[Data records]
★ ★ ★ ★ ★ ★ ★

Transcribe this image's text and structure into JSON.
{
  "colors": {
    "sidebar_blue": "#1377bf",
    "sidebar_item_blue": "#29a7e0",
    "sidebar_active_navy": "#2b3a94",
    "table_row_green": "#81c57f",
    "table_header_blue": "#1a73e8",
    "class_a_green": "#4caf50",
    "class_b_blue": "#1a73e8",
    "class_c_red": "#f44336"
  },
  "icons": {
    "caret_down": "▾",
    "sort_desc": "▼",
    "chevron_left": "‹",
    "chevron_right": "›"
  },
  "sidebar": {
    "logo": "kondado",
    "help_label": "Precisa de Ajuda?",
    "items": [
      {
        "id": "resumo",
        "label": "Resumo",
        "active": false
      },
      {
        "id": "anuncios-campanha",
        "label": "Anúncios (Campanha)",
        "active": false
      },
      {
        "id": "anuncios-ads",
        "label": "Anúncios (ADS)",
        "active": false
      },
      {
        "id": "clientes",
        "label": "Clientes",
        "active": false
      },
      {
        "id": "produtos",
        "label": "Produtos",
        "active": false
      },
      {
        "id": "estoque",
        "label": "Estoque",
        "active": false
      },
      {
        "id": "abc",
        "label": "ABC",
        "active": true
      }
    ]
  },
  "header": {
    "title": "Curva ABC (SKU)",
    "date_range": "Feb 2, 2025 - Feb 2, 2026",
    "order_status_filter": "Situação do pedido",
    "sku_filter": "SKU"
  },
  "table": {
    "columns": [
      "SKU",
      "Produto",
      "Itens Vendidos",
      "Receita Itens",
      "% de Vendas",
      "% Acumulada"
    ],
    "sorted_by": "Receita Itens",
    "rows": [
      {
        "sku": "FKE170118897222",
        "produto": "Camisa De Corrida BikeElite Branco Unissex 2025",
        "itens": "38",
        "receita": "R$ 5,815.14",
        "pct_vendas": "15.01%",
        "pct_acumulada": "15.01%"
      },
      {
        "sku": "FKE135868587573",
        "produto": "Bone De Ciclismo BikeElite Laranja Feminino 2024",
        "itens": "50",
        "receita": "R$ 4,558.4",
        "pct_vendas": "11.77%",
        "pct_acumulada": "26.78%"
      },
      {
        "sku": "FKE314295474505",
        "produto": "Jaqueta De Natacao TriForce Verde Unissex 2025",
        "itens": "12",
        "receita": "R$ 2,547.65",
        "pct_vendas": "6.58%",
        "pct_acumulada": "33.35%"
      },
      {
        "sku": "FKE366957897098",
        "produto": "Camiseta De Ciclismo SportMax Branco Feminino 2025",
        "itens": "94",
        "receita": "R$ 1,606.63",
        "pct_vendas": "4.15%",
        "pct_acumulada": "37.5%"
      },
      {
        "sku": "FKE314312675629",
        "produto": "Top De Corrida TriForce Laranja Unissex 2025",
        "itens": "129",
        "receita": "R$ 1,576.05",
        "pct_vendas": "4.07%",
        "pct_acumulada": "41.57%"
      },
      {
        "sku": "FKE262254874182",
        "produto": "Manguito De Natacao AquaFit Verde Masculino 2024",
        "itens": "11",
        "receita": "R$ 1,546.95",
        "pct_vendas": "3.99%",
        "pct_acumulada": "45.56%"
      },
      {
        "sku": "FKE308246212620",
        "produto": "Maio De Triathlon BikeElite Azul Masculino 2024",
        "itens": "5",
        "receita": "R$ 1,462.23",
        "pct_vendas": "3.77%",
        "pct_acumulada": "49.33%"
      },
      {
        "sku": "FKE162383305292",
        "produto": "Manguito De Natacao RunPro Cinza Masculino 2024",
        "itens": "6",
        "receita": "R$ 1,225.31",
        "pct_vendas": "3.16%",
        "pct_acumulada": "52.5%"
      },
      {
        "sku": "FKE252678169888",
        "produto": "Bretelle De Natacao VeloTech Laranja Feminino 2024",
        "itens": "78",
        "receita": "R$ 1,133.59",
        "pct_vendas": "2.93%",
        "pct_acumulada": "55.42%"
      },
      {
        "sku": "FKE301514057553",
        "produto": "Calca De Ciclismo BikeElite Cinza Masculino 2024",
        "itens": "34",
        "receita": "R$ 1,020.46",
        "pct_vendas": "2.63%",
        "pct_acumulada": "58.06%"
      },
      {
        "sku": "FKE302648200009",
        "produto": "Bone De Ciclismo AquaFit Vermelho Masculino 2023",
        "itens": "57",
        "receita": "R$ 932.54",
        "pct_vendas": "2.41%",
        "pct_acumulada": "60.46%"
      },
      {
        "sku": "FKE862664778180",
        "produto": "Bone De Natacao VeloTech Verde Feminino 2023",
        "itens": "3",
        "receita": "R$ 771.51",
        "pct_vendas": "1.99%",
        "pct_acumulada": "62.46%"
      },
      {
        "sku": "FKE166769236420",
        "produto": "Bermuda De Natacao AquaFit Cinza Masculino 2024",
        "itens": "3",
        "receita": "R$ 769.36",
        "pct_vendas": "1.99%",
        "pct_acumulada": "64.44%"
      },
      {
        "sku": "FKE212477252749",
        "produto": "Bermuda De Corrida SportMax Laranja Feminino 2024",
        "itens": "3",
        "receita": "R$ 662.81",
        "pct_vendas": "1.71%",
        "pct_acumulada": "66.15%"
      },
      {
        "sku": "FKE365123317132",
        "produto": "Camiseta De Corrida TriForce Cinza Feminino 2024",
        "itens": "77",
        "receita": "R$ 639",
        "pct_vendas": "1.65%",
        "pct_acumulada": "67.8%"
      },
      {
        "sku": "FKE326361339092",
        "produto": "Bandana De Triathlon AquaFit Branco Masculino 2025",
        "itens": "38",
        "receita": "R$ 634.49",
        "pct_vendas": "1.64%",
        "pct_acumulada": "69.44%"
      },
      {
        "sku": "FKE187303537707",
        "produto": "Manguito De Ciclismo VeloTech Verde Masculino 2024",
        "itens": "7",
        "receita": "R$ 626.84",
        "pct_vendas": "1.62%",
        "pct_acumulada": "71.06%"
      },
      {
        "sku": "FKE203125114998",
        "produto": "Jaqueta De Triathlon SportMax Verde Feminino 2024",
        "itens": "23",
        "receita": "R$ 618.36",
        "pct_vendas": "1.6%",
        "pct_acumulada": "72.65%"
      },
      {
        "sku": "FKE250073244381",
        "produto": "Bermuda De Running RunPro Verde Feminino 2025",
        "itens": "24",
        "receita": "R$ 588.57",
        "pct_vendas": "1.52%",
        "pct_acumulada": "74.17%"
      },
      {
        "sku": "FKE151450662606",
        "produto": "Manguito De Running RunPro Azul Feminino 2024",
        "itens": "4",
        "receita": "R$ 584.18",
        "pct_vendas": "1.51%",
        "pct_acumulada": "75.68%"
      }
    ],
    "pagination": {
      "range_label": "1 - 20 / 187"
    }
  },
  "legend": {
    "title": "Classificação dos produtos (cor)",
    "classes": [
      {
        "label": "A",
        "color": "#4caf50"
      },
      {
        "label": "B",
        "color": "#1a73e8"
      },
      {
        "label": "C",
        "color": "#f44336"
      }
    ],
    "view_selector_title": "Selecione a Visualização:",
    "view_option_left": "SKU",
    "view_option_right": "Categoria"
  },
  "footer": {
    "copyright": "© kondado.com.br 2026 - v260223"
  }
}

★ ★ ★ ★ ★ ★ ★

• **Goal**:
Return each line in the records that holds the string "VeloTech".

• **Finished answer**:
        "produto": "Bretelle De Natacao VeloTech Laranja Feminino 2024",
        "produto": "Bone De Natacao VeloTech Verde Feminino 2023",
        "produto": "Manguito De Ciclismo VeloTech Verde Masculino 2024",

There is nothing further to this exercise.